◆ **Supplied data**:
- - - - - - -
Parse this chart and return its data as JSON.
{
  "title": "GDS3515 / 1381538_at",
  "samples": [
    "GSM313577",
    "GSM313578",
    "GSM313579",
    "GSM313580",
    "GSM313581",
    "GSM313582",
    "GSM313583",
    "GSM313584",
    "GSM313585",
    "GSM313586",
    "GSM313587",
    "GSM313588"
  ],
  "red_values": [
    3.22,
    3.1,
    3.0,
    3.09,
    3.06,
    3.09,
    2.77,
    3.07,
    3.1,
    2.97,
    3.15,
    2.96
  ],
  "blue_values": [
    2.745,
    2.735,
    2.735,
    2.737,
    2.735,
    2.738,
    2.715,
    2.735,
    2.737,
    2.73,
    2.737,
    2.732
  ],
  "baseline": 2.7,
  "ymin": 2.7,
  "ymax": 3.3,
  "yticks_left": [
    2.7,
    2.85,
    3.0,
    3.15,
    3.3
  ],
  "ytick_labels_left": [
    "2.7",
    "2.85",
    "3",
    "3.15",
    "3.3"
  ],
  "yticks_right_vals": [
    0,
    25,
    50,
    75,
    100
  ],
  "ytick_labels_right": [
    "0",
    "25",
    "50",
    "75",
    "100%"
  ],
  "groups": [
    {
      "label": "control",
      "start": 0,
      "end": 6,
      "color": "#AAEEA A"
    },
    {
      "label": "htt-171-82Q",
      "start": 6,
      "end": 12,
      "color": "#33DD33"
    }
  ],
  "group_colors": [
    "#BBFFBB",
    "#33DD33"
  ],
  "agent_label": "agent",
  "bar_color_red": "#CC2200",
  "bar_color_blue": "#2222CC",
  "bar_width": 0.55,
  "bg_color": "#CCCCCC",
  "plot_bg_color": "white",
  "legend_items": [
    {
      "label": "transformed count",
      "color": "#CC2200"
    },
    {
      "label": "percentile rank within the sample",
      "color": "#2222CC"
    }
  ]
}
- - - - - - -
◆ **Exercise**: Write out the full listing, keeping every line exactly as it is.

◆ **The result**:
Parse this chart and return its data as JSON.
{
  "title": "GDS3515 / 1381538_at",
  "samples": [
    "GSM313577",
    "GSM313578",
    "GSM313579",
    "GSM313580",
    "GSM313581",
    "GSM313582",
    "GSM313583",
    "GSM313584",
    "GSM313585",
    "GSM313586",
    "GSM313587",
    "GSM313588"
  ],
  "red_values": [
    3.22,
    3.1,
    3.0,
    3.09,
    3.06,
    3.09,
    2.77,
    3.07,
    3.1,
    2.97,
    3.15,
    2.96
  ],
  "blue_values": [
    2.745,
    2.735,
    2.735,
    2.737,
    2.735,
    2.738,
    2.715,
    2.735,
    2.737,
    2.73,
    2.737,
    2.732
  ],
  "baseline": 2.7,
  "ymin": 2.7,
  "ymax": 3.3,
  "yticks_left": [
    2.7,
    2.85,
    3.0,
    3.15,
    3.3
  ],
  "ytick_labels_left": [
    "2.7",
    "2.85",
    "3",
    "3.15",
    "3.3"
  ],
  "yticks_right_vals": [
    0,
    25,
    50,
    75,
    100
  ],
  "ytick_labels_right": [
    "0",
    "25",
    "50",
    "75",
    "100%"
  ],
  "groups": [
    {
      "label": "control",
      "start": 0,
      "end": 6,
      "color": "#AAEEA A"
    },
    {
      "label": "htt-171-82Q",
      "start": 6,
      "end": 12,
      "color": "#33DD33"
    }
  ],
  "group_colors": [
    "#BBFFBB",
    "#33DD33"
  ],
  "agent_label": "agent",
  "bar_color_red": "#CC2200",
  "bar_color_blue": "#2222CC",
  "bar_width": 0.55,
  "bg_color": "#CCCCCC",
  "plot_bg_color": "white",
  "legend_items": [
    {
      "label": "transformed count",
      "color": "#CC2200"
    },
    {
      "label": "percentile rank within the sample",
      "color": "#2222CC"
    }
  ]
}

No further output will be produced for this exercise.